▶ The request: Give back the full material, exactly as it reads.

[Extracted data entries]
────────────────────
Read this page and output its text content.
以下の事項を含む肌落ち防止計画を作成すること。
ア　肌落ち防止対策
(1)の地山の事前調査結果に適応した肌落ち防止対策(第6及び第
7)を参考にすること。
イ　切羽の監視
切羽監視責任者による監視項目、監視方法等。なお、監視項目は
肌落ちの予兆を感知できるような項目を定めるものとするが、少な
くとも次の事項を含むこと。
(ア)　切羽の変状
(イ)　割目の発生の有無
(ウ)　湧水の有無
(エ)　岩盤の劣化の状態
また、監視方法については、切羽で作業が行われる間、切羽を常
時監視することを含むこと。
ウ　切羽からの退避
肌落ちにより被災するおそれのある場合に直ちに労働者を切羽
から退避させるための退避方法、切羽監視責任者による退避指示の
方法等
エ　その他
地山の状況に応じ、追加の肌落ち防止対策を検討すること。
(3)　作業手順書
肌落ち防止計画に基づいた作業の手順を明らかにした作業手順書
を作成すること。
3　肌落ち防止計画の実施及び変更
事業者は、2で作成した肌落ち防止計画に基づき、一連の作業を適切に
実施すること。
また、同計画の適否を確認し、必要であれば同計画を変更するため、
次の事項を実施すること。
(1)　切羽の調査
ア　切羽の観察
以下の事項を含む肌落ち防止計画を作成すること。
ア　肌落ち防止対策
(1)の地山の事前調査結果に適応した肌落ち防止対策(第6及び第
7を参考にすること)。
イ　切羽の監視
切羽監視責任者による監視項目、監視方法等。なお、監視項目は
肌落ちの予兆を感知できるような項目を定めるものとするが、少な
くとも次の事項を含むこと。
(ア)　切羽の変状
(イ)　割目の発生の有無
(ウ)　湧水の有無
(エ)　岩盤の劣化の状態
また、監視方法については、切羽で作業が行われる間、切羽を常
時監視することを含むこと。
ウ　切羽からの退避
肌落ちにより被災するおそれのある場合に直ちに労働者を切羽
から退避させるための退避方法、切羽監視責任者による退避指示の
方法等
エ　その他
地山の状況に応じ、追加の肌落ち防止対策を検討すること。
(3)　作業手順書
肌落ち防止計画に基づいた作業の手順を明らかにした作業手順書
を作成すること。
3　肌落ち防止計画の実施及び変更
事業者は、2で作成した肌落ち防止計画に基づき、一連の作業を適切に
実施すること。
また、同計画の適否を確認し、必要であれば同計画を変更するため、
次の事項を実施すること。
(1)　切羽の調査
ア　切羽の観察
────────────────────
▶ Expected answer:
Read this page and output its text content.
以下の事項を含む肌落ち防止計画を作成すること。
ア　肌落ち防止対策
(1)の地山の事前調査結果に適応した肌落ち防止対策(第6及び第
7)を参考にすること。
イ　切羽の監視
切羽監視責任者による監視項目、監視方法等。なお、監視項目は
肌落ちの予兆を感知できるような項目を定めるものとするが、少な
くとも次の事項を含むこと。
(ア)　切羽の変状
(イ)　割目の発生の有無
(ウ)　湧水の有無
(エ)　岩盤の劣化の状態
また、監視方法については、切羽で作業が行われる間、切羽を常
時監視することを含むこと。
ウ　切羽からの退避
肌落ちにより被災するおそれのある場合に直ちに労働者を切羽
から退避させるための退避方法、切羽監視責任者による退避指示の
方法等
エ　その他
地山の状況に応じ、追加の肌落ち防止対策を検討すること。
(3)　作業手順書
肌落ち防止計画に基づいた作業の手順を明らかにした作業手順書
を作成すること。
3　肌落ち防止計画の実施及び変更
事業者は、2で作成した肌落ち防止計画に基づき、一連の作業を適切に
実施すること。
また、同計画の適否を確認し、必要であれば同計画を変更するため、
次の事項を実施すること。
(1)　切羽の調査
ア　切羽の観察
以下の事項を含む肌落ち防止計画を作成すること。
ア　肌落ち防止対策
(1)の地山の事前調査結果に適応した肌落ち防止対策(第6及び第
7を参考にすること)。
イ　切羽の監視
切羽監視責任者による監視項目、監視方法等。なお、監視項目は
肌落ちの予兆を感知できるような項目を定めるものとするが、少な
くとも次の事項を含むこと。
(ア)　切羽の変状
(イ)　割目の発生の有無
(ウ)　湧水の有無
(エ)　岩盤の劣化の状態
また、監視方法については、切羽で作業が行われる間、切羽を常
時監視することを含むこと。
ウ　切羽からの退避
肌落ちにより被災するおそれのある場合に直ちに労働者を切羽
から退避させるための退避方法、切羽監視責任者による退避指示の
方法等
エ　その他
地山の状況に応じ、追加の肌落ち防止対策を検討すること。
(3)　作業手順書
肌落ち防止計画に基づいた作業の手順を明らかにした作業手順書
を作成すること。
3　肌落ち防止計画の実施及び変更
事業者は、2で作成した肌落ち防止計画に基づき、一連の作業を適切に
実施すること。
また、同計画の適否を確認し、必要であれば同計画を変更するため、
次の事項を実施すること。
(1)　切羽の調査
ア　切羽の観察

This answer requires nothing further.